• _WHAT IS BEING ASKED_
Leave out any pictures and transcribe all other data below exactly.

— BEGIN RECORD LIST —

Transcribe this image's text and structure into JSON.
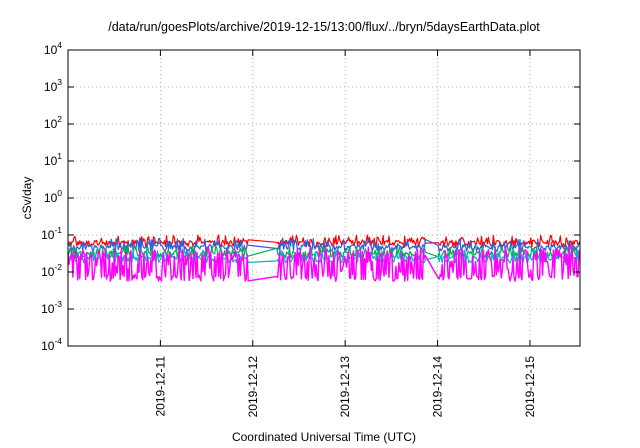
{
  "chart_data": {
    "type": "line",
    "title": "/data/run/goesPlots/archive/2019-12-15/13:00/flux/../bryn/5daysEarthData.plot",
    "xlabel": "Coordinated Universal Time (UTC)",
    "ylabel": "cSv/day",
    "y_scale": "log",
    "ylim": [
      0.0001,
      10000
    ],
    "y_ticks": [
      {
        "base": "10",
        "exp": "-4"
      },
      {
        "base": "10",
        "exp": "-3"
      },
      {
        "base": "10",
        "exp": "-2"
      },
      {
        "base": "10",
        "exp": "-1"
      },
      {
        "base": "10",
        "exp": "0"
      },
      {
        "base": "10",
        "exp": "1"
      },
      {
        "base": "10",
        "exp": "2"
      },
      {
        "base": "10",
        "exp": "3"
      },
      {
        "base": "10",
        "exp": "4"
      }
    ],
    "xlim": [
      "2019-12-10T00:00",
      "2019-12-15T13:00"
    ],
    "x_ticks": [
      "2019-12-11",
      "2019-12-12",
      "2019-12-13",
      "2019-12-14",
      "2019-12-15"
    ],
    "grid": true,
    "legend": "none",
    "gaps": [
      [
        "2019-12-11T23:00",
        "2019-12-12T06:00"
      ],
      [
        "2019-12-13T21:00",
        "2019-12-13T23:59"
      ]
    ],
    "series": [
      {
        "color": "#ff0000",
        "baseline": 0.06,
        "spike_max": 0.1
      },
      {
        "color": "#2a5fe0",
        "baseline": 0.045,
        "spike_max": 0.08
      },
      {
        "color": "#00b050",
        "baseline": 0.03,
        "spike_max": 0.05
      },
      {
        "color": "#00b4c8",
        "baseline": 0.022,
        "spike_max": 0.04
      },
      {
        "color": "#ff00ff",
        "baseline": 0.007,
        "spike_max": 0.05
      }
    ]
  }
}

— END RECORD LIST —

• _SOLUTION FOR THIS EXERCISE_
Transcribe this image's text and structure into JSON.
{
  "chart_data": {
    "type": "line",
    "title": "/data/run/goesPlots/archive/2019-12-15/13:00/flux/../bryn/5daysEarthData.plot",
    "xlabel": "Coordinated Universal Time (UTC)",
    "ylabel": "cSv/day",
    "y_scale": "log",
    "ylim": [
      0.0001,
      10000
    ],
    "y_ticks": [
      {
        "base": "10",
        "exp": "-4"
      },
      {
        "base": "10",
        "exp": "-3"
      },
      {
        "base": "10",
        "exp": "-2"
      },
      {
        "base": "10",
        "exp": "-1"
      },
      {
        "base": "10",
        "exp": "0"
      },
      {
        "base": "10",
        "exp": "1"
      },
      {
        "base": "10",
        "exp": "2"
      },
      {
        "base": "10",
        "exp": "3"
      },
      {
        "base": "10",
        "exp": "4"
      }
    ],
    "xlim": [
      "2019-12-10T00:00",
      "2019-12-15T13:00"
    ],
    "x_ticks": [
      "2019-12-11",
      "2019-12-12",
      "2019-12-13",
      "2019-12-14",
      "2019-12-15"
    ],
    "grid": true,
    "legend": "none",
    "gaps": [
      [
        "2019-12-11T23:00",
        "2019-12-12T06:00"
      ],
      [
        "2019-12-13T21:00",
        "2019-12-13T23:59"
      ]
    ],
    "series": [
      {
        "color": "#ff0000",
        "baseline": 0.06,
        "spike_max": 0.1
      },
      {
        "color": "#2a5fe0",
        "baseline": 0.045,
        "spike_max": 0.08
      },
      {
        "color": "#00b050",
        "baseline": 0.03,
        "spike_max": 0.05
      },
      {
        "color": "#00b4c8",
        "baseline": 0.022,
        "spike_max": 0.04
      },
      {
        "color": "#ff00ff",
        "baseline": 0.007,
        "spike_max": 0.05
      }
    ]
  }
}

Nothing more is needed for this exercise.